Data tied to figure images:
▬▬▬▬▬▬▬▬▬▬

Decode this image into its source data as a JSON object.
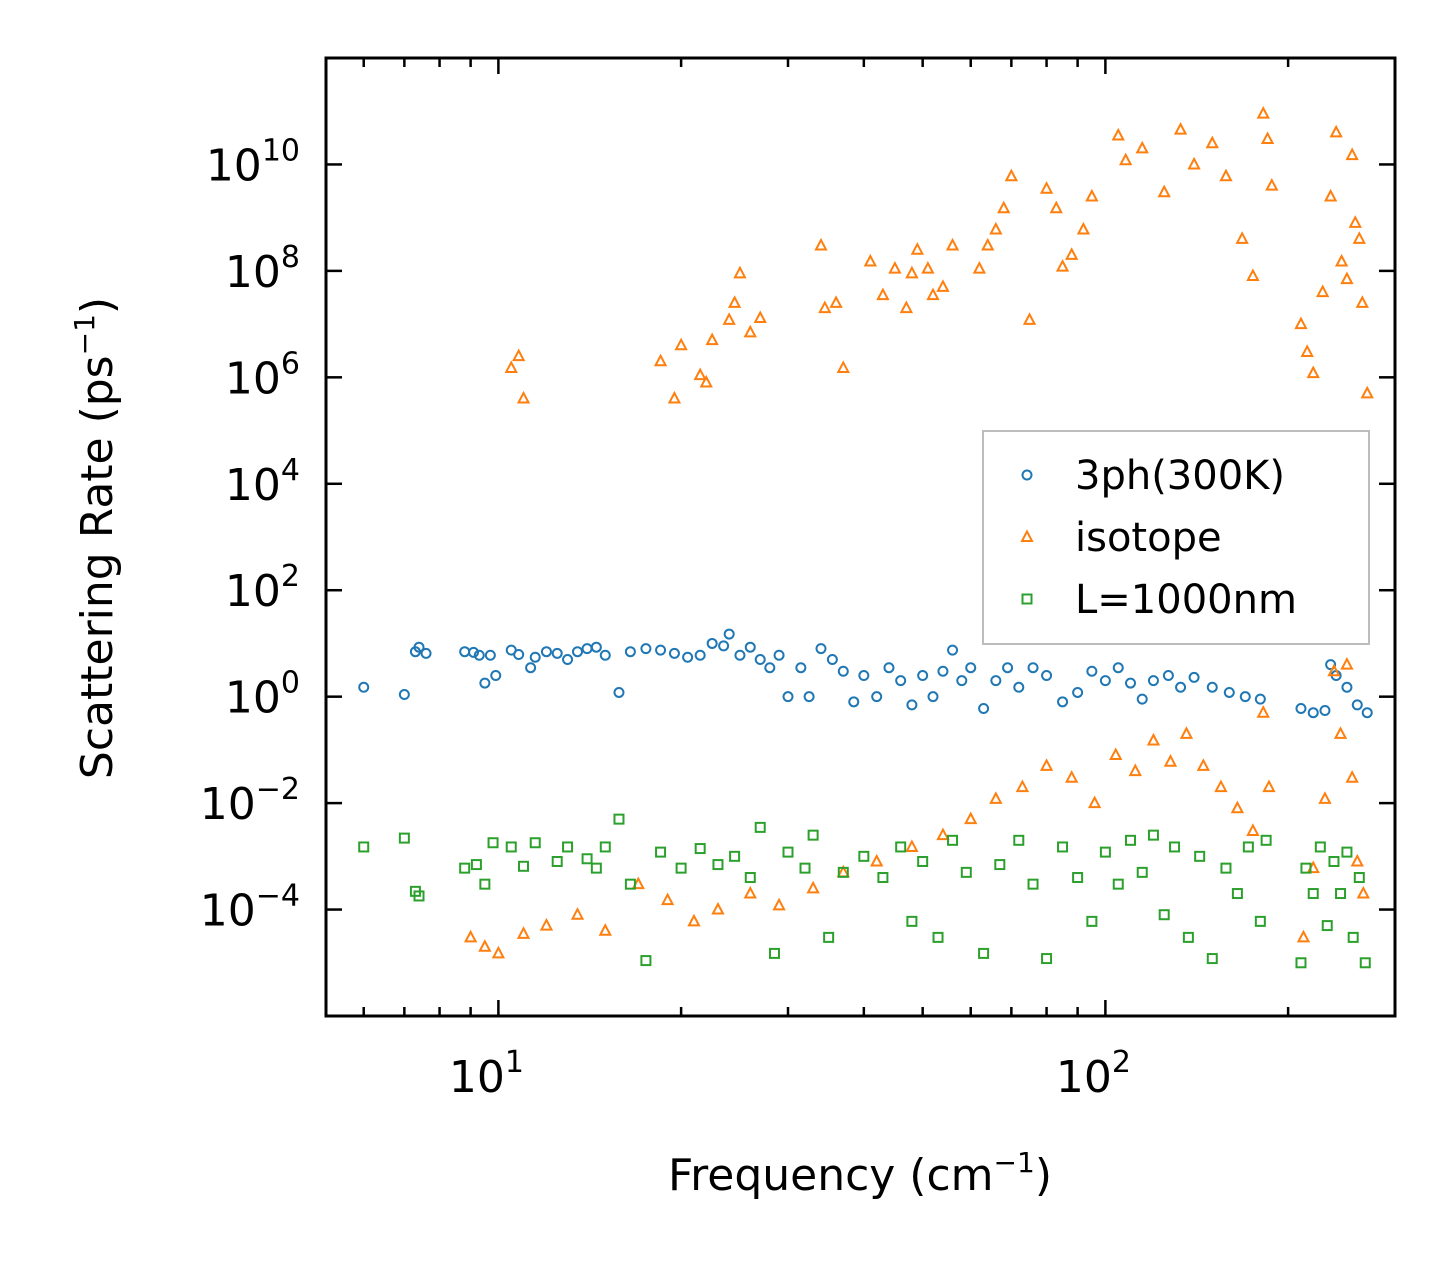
{
  "chart_data": {
    "type": "scatter",
    "title": "",
    "xlabel": "Frequency (cm",
    "xlabel_sup": "−1",
    "xlabel_tail": ")",
    "ylabel": "Scattering Rate (ps",
    "ylabel_sup": "−1",
    "ylabel_tail": ")",
    "xscale": "log",
    "yscale": "log",
    "xlim": [
      5.2,
      300
    ],
    "ylim": [
      1e-06,
      1000000000000.0
    ],
    "x_ticks": [
      {
        "base": "10",
        "exp": "1",
        "value": 10
      },
      {
        "base": "10",
        "exp": "2",
        "value": 100
      }
    ],
    "y_ticks": [
      {
        "base": "10",
        "exp": "10",
        "value": 10000000000.0
      },
      {
        "base": "10",
        "exp": "8",
        "value": 100000000.0
      },
      {
        "base": "10",
        "exp": "6",
        "value": 1000000.0
      },
      {
        "base": "10",
        "exp": "4",
        "value": 10000.0
      },
      {
        "base": "10",
        "exp": "2",
        "value": 100.0
      },
      {
        "base": "10",
        "exp": "0",
        "value": 1
      },
      {
        "base": "10",
        "exp": "−2",
        "value": 0.01
      },
      {
        "base": "10",
        "exp": "−4",
        "value": 0.0001
      }
    ],
    "legend_position": "center-right",
    "series": [
      {
        "name": "3ph(300K)",
        "marker": "circle",
        "color": "#1f77b4",
        "points": [
          [
            6.0,
            1.5
          ],
          [
            7.0,
            1.1
          ],
          [
            7.3,
            7.0
          ],
          [
            7.4,
            8.5
          ],
          [
            7.6,
            6.5
          ],
          [
            8.8,
            7.0
          ],
          [
            9.1,
            6.8
          ],
          [
            9.3,
            6.0
          ],
          [
            9.5,
            1.8
          ],
          [
            9.7,
            6.0
          ],
          [
            9.9,
            2.5
          ],
          [
            10.5,
            7.5
          ],
          [
            10.8,
            6.2
          ],
          [
            11.3,
            3.5
          ],
          [
            11.5,
            5.5
          ],
          [
            12.0,
            7.0
          ],
          [
            12.5,
            6.5
          ],
          [
            13.0,
            5.0
          ],
          [
            13.5,
            7.0
          ],
          [
            14.0,
            8.0
          ],
          [
            14.5,
            8.5
          ],
          [
            15.0,
            6.0
          ],
          [
            15.8,
            1.2
          ],
          [
            16.5,
            7.0
          ],
          [
            17.5,
            8.0
          ],
          [
            18.5,
            7.5
          ],
          [
            19.5,
            6.5
          ],
          [
            20.5,
            5.5
          ],
          [
            21.5,
            6.0
          ],
          [
            22.5,
            10.0
          ],
          [
            23.5,
            9.0
          ],
          [
            24.0,
            15.0
          ],
          [
            25.0,
            6.0
          ],
          [
            26.0,
            8.5
          ],
          [
            27.0,
            5.0
          ],
          [
            28.0,
            3.5
          ],
          [
            29.0,
            6.0
          ],
          [
            30.0,
            1.0
          ],
          [
            31.5,
            3.5
          ],
          [
            32.5,
            1.0
          ],
          [
            34.0,
            8.0
          ],
          [
            35.5,
            5.0
          ],
          [
            37.0,
            3.0
          ],
          [
            38.5,
            0.8
          ],
          [
            40.0,
            2.5
          ],
          [
            42.0,
            1.0
          ],
          [
            44.0,
            3.5
          ],
          [
            46.0,
            2.0
          ],
          [
            48.0,
            0.7
          ],
          [
            50.0,
            2.5
          ],
          [
            52.0,
            1.0
          ],
          [
            54.0,
            3.0
          ],
          [
            56.0,
            7.5
          ],
          [
            58.0,
            2.0
          ],
          [
            60.0,
            3.5
          ],
          [
            63.0,
            0.6
          ],
          [
            66.0,
            2.0
          ],
          [
            69.0,
            3.5
          ],
          [
            72.0,
            1.5
          ],
          [
            76.0,
            3.5
          ],
          [
            80.0,
            2.5
          ],
          [
            85.0,
            0.8
          ],
          [
            90.0,
            1.2
          ],
          [
            95.0,
            3.0
          ],
          [
            100.0,
            2.0
          ],
          [
            105.0,
            3.5
          ],
          [
            110.0,
            1.8
          ],
          [
            115.0,
            0.9
          ],
          [
            120.0,
            2.0
          ],
          [
            127.0,
            2.5
          ],
          [
            133.0,
            1.5
          ],
          [
            140.0,
            2.3
          ],
          [
            150.0,
            1.5
          ],
          [
            160.0,
            1.2
          ],
          [
            170.0,
            1.0
          ],
          [
            180.0,
            0.9
          ],
          [
            210.0,
            0.6
          ],
          [
            220.0,
            0.5
          ],
          [
            230.0,
            0.55
          ],
          [
            235.0,
            4.0
          ],
          [
            240.0,
            2.5
          ],
          [
            250.0,
            1.5
          ],
          [
            260.0,
            0.7
          ],
          [
            270.0,
            0.5
          ]
        ]
      },
      {
        "name": "isotope",
        "marker": "triangle",
        "color": "#ff7f0e",
        "points": [
          [
            10.5,
            1500000.0
          ],
          [
            10.8,
            2500000.0
          ],
          [
            11.0,
            400000.0
          ],
          [
            18.5,
            2000000.0
          ],
          [
            19.5,
            400000.0
          ],
          [
            20.0,
            4000000.0
          ],
          [
            21.5,
            1100000.0
          ],
          [
            22.0,
            800000.0
          ],
          [
            22.5,
            5000000.0
          ],
          [
            24.0,
            12000000.0
          ],
          [
            24.5,
            25000000.0
          ],
          [
            25.0,
            90000000.0
          ],
          [
            26.0,
            7000000.0
          ],
          [
            27.0,
            13000000.0
          ],
          [
            34.0,
            300000000.0
          ],
          [
            34.5,
            20000000.0
          ],
          [
            36.0,
            25000000.0
          ],
          [
            37.0,
            1500000.0
          ],
          [
            41.0,
            150000000.0
          ],
          [
            43.0,
            35000000.0
          ],
          [
            45.0,
            110000000.0
          ],
          [
            47.0,
            20000000.0
          ],
          [
            48.0,
            90000000.0
          ],
          [
            49.0,
            250000000.0
          ],
          [
            51.0,
            110000000.0
          ],
          [
            52.0,
            35000000.0
          ],
          [
            54.0,
            50000000.0
          ],
          [
            56.0,
            300000000.0
          ],
          [
            62.0,
            110000000.0
          ],
          [
            64.0,
            300000000.0
          ],
          [
            66.0,
            600000000.0
          ],
          [
            68.0,
            1500000000.0
          ],
          [
            70.0,
            6000000000.0
          ],
          [
            75.0,
            12000000.0
          ],
          [
            80.0,
            3500000000.0
          ],
          [
            83.0,
            1500000000.0
          ],
          [
            85.0,
            120000000.0
          ],
          [
            88.0,
            200000000.0
          ],
          [
            92.0,
            600000000.0
          ],
          [
            95.0,
            2500000000.0
          ],
          [
            105.0,
            35000000000.0
          ],
          [
            108.0,
            12000000000.0
          ],
          [
            115.0,
            20000000000.0
          ],
          [
            125.0,
            3000000000.0
          ],
          [
            133.0,
            45000000000.0
          ],
          [
            140.0,
            10000000000.0
          ],
          [
            150.0,
            25000000000.0
          ],
          [
            158.0,
            6000000000.0
          ],
          [
            168.0,
            400000000.0
          ],
          [
            175.0,
            80000000.0
          ],
          [
            182.0,
            90000000000.0
          ],
          [
            185.0,
            30000000000.0
          ],
          [
            188.0,
            4000000000.0
          ],
          [
            210.0,
            10000000.0
          ],
          [
            215.0,
            3000000.0
          ],
          [
            220.0,
            1200000.0
          ],
          [
            228.0,
            40000000.0
          ],
          [
            235.0,
            2500000000.0
          ],
          [
            240.0,
            40000000000.0
          ],
          [
            245.0,
            150000000.0
          ],
          [
            250.0,
            70000000.0
          ],
          [
            255.0,
            15000000000.0
          ],
          [
            258.0,
            800000000.0
          ],
          [
            262.0,
            400000000.0
          ],
          [
            265.0,
            25000000.0
          ],
          [
            270.0,
            500000.0
          ],
          [
            9.0,
            3e-05
          ],
          [
            9.5,
            2e-05
          ],
          [
            10.0,
            1.5e-05
          ],
          [
            11.0,
            3.5e-05
          ],
          [
            12.0,
            5e-05
          ],
          [
            13.5,
            8e-05
          ],
          [
            15.0,
            4e-05
          ],
          [
            17.0,
            0.0003
          ],
          [
            19.0,
            0.00015
          ],
          [
            21.0,
            6e-05
          ],
          [
            23.0,
            0.0001
          ],
          [
            26.0,
            0.0002
          ],
          [
            29.0,
            0.00012
          ],
          [
            33.0,
            0.00025
          ],
          [
            37.0,
            0.0005
          ],
          [
            42.0,
            0.0008
          ],
          [
            48.0,
            0.0015
          ],
          [
            54.0,
            0.0025
          ],
          [
            60.0,
            0.005
          ],
          [
            66.0,
            0.012
          ],
          [
            73.0,
            0.02
          ],
          [
            80.0,
            0.05
          ],
          [
            88.0,
            0.03
          ],
          [
            96.0,
            0.01
          ],
          [
            104.0,
            0.08
          ],
          [
            112.0,
            0.04
          ],
          [
            120.0,
            0.15
          ],
          [
            128.0,
            0.06
          ],
          [
            136.0,
            0.2
          ],
          [
            145.0,
            0.05
          ],
          [
            155.0,
            0.02
          ],
          [
            165.0,
            0.008
          ],
          [
            175.0,
            0.003
          ],
          [
            182.0,
            0.5
          ],
          [
            186.0,
            0.02
          ],
          [
            212.0,
            3e-05
          ],
          [
            220.0,
            0.0006
          ],
          [
            230.0,
            0.012
          ],
          [
            238.0,
            3.0
          ],
          [
            244.0,
            0.2
          ],
          [
            250.0,
            4.0
          ],
          [
            255.0,
            0.03
          ],
          [
            260.0,
            0.0008
          ],
          [
            266.0,
            0.0002
          ]
        ]
      },
      {
        "name": "L=1000nm",
        "marker": "square",
        "color": "#2ca02c",
        "points": [
          [
            6.0,
            0.0015
          ],
          [
            7.0,
            0.0022
          ],
          [
            7.3,
            0.00022
          ],
          [
            7.4,
            0.00018
          ],
          [
            8.8,
            0.0006
          ],
          [
            9.2,
            0.0007
          ],
          [
            9.5,
            0.0003
          ],
          [
            9.8,
            0.0018
          ],
          [
            10.5,
            0.0015
          ],
          [
            11.0,
            0.00065
          ],
          [
            11.5,
            0.0018
          ],
          [
            12.5,
            0.0008
          ],
          [
            13.0,
            0.0015
          ],
          [
            14.0,
            0.0009
          ],
          [
            14.5,
            0.0006
          ],
          [
            15.0,
            0.0015
          ],
          [
            15.8,
            0.005
          ],
          [
            16.5,
            0.0003
          ],
          [
            17.5,
            1.1e-05
          ],
          [
            18.5,
            0.0012
          ],
          [
            20.0,
            0.0006
          ],
          [
            21.5,
            0.0014
          ],
          [
            23.0,
            0.0007
          ],
          [
            24.5,
            0.001
          ],
          [
            26.0,
            0.0004
          ],
          [
            27.0,
            0.0035
          ],
          [
            28.5,
            1.5e-05
          ],
          [
            30.0,
            0.0012
          ],
          [
            32.0,
            0.0006
          ],
          [
            33.0,
            0.0025
          ],
          [
            35.0,
            3e-05
          ],
          [
            37.0,
            0.0005
          ],
          [
            40.0,
            0.001
          ],
          [
            43.0,
            0.0004
          ],
          [
            46.0,
            0.0015
          ],
          [
            48.0,
            6e-05
          ],
          [
            50.0,
            0.0008
          ],
          [
            53.0,
            3e-05
          ],
          [
            56.0,
            0.002
          ],
          [
            59.0,
            0.0005
          ],
          [
            63.0,
            1.5e-05
          ],
          [
            67.0,
            0.0007
          ],
          [
            72.0,
            0.002
          ],
          [
            76.0,
            0.0003
          ],
          [
            80.0,
            1.2e-05
          ],
          [
            85.0,
            0.0015
          ],
          [
            90.0,
            0.0004
          ],
          [
            95.0,
            6e-05
          ],
          [
            100.0,
            0.0012
          ],
          [
            105.0,
            0.0003
          ],
          [
            110.0,
            0.002
          ],
          [
            115.0,
            0.0005
          ],
          [
            120.0,
            0.0025
          ],
          [
            125.0,
            8e-05
          ],
          [
            130.0,
            0.0015
          ],
          [
            137.0,
            3e-05
          ],
          [
            143.0,
            0.001
          ],
          [
            150.0,
            1.2e-05
          ],
          [
            158.0,
            0.0006
          ],
          [
            165.0,
            0.0002
          ],
          [
            172.0,
            0.0015
          ],
          [
            180.0,
            6e-05
          ],
          [
            184.0,
            0.002
          ],
          [
            210.0,
            1e-05
          ],
          [
            214.0,
            0.0006
          ],
          [
            220.0,
            0.0002
          ],
          [
            226.0,
            0.0015
          ],
          [
            232.0,
            5e-05
          ],
          [
            238.0,
            0.0008
          ],
          [
            244.0,
            0.0002
          ],
          [
            250.0,
            0.0012
          ],
          [
            256.0,
            3e-05
          ],
          [
            262.0,
            0.0004
          ],
          [
            268.0,
            1e-05
          ]
        ]
      }
    ]
  }
}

▬▬▬▬▬▬▬▬▬▬

_STATED PROBLEM_
Identify the lines above that contain the word "name", then copy them.

_CORRECT RESULT_
        "name": "3ph(300K)",
        "name": "isotope",
        "name": "L=1000nm",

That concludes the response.